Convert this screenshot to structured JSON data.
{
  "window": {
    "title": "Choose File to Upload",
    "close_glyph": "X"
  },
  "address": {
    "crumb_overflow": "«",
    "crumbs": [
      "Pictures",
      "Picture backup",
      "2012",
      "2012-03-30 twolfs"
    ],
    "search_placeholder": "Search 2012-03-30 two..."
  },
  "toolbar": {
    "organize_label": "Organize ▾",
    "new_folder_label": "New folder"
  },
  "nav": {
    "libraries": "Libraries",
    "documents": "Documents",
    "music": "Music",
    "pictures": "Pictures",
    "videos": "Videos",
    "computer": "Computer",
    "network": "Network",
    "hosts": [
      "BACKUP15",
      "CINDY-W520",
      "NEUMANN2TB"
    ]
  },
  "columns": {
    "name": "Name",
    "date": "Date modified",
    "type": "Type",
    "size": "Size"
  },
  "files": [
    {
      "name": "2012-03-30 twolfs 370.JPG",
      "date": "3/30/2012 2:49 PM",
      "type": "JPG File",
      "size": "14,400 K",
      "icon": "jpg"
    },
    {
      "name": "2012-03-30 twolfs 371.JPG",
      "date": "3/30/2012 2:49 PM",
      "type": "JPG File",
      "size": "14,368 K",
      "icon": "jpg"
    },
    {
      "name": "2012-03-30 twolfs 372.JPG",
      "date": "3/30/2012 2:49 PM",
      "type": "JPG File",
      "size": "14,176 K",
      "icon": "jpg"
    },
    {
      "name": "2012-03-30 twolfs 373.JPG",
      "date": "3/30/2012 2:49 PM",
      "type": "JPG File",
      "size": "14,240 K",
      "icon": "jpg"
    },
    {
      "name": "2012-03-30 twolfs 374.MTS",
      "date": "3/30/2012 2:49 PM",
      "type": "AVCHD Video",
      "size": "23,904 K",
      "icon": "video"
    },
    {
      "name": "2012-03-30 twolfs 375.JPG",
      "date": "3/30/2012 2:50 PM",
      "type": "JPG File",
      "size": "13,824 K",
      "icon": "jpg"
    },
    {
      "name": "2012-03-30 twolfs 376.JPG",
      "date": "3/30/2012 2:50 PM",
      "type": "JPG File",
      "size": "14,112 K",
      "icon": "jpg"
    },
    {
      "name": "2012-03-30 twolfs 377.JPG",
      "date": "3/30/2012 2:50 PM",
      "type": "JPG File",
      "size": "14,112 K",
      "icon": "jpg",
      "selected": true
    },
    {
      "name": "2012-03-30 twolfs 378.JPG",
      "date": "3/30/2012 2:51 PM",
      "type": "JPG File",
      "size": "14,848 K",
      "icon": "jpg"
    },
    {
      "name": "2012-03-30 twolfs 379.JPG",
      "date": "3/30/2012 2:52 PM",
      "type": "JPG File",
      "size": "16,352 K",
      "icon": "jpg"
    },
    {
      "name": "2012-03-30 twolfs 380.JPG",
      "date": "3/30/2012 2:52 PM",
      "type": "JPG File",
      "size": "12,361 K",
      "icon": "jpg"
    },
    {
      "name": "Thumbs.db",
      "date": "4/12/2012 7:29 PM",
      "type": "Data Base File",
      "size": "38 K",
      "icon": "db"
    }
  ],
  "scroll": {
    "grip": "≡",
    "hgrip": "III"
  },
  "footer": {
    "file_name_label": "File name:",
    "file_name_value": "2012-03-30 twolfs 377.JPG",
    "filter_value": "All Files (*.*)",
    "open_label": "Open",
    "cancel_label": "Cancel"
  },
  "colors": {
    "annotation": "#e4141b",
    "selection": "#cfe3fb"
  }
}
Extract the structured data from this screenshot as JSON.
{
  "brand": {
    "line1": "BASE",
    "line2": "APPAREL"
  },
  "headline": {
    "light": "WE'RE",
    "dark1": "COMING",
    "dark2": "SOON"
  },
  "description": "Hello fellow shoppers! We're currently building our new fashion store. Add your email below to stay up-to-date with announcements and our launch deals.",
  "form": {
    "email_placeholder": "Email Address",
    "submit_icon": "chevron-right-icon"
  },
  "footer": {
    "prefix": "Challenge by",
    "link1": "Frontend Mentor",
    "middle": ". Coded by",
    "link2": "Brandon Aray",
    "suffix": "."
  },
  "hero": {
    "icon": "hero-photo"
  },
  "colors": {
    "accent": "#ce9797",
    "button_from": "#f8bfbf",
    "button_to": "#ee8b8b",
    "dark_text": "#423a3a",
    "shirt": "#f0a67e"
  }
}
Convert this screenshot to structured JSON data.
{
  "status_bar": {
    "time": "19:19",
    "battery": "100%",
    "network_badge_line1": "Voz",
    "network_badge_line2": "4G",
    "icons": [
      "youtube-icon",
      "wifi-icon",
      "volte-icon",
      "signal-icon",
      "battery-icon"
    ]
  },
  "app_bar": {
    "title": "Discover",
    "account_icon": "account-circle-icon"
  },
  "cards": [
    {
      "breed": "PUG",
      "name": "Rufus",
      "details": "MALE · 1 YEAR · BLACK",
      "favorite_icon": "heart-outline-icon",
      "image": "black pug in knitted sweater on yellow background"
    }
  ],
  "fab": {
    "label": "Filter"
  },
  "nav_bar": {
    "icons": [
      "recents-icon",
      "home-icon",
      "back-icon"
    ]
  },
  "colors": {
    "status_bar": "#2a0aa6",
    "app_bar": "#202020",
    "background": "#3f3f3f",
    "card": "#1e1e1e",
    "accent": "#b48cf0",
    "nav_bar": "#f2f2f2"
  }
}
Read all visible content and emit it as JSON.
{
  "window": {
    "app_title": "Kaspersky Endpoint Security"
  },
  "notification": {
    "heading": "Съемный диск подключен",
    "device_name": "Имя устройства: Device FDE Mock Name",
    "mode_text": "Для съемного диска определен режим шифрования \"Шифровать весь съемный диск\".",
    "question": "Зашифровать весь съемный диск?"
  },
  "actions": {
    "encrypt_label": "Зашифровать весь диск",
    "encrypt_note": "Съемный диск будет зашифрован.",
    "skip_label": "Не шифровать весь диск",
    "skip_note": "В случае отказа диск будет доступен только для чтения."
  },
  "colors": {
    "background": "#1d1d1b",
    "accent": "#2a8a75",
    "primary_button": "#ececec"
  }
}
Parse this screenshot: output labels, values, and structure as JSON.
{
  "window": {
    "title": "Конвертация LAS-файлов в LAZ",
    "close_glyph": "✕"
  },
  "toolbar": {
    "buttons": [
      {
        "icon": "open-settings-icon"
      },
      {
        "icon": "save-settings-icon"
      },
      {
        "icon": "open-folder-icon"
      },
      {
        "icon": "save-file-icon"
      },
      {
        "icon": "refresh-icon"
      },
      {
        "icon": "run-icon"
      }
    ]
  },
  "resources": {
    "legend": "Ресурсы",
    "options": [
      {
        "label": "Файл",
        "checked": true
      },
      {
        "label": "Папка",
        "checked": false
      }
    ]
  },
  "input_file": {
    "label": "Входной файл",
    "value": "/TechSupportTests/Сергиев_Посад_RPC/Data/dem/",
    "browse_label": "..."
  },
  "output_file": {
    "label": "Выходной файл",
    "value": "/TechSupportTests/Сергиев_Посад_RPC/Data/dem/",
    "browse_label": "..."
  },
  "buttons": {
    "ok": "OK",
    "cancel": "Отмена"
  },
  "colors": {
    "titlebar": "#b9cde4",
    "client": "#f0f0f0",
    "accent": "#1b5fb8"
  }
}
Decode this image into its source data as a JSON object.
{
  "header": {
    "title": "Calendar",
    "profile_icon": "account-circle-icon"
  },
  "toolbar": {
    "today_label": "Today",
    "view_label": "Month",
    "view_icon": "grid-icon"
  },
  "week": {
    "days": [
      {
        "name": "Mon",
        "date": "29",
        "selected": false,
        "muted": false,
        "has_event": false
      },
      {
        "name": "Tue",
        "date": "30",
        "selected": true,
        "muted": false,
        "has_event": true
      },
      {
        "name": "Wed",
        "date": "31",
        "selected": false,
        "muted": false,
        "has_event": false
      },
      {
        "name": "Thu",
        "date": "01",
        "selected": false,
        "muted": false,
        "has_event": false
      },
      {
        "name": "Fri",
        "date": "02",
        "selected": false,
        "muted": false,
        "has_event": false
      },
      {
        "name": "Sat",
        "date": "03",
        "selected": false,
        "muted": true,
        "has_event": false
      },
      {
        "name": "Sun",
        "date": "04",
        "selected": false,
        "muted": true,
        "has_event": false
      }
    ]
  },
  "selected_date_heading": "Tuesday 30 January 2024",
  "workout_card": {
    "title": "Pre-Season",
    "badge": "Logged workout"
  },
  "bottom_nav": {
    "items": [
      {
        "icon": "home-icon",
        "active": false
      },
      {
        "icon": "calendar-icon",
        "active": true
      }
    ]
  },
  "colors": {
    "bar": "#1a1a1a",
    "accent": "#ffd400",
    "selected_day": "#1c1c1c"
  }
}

# # # # #

◆ Task statement
Every line from the one holding "Decode this image" through the final line of the listing must be echoed exactly; leave out all other lines.

◆ Exercise result
Decode this image into its source data as a JSON object.
{
  "header": {
    "title": "Calendar",
    "profile_icon": "account-circle-icon"
  },
  "toolbar": {
    "today_label": "Today",
    "view_label": "Month",
    "view_icon": "grid-icon"
  },
  "week": {
    "days": [
      {
        "name": "Mon",
        "date": "29",
        "selected": false,
        "muted": false,
        "has_event": false
      },
      {
        "name": "Tue",
        "date": "30",
        "selected": true,
        "muted": false,
        "has_event": true
      },
      {
        "name": "Wed",
        "date": "31",
        "selected": false,
        "muted": false,
        "has_event": false
      },
      {
        "name": "Thu",
        "date": "01",
        "selected": false,
        "muted": false,
        "has_event": false
      },
      {
        "name": "Fri",
        "date": "02",
        "selected": false,
        "muted": false,
        "has_event": false
      },
      {
        "name": "Sat",
        "date": "03",
        "selected": false,
        "muted": true,
        "has_event": false
      },
      {
        "name": "Sun",
        "date": "04",
        "selected": false,
        "muted": true,
        "has_event": false
      }
    ]
  },
  "selected_date_heading": "Tuesday 30 January 2024",
  "workout_card": {
    "title": "Pre-Season",
    "badge": "Logged workout"
  },
  "bottom_nav": {
    "items": [
      {
        "icon": "home-icon",
        "active": false
      },
      {
        "icon": "calendar-icon",
        "active": true
      }
    ]
  },
  "colors": {
    "bar": "#1a1a1a",
    "accent": "#ffd400",
    "selected_day": "#1c1c1c"
  }
}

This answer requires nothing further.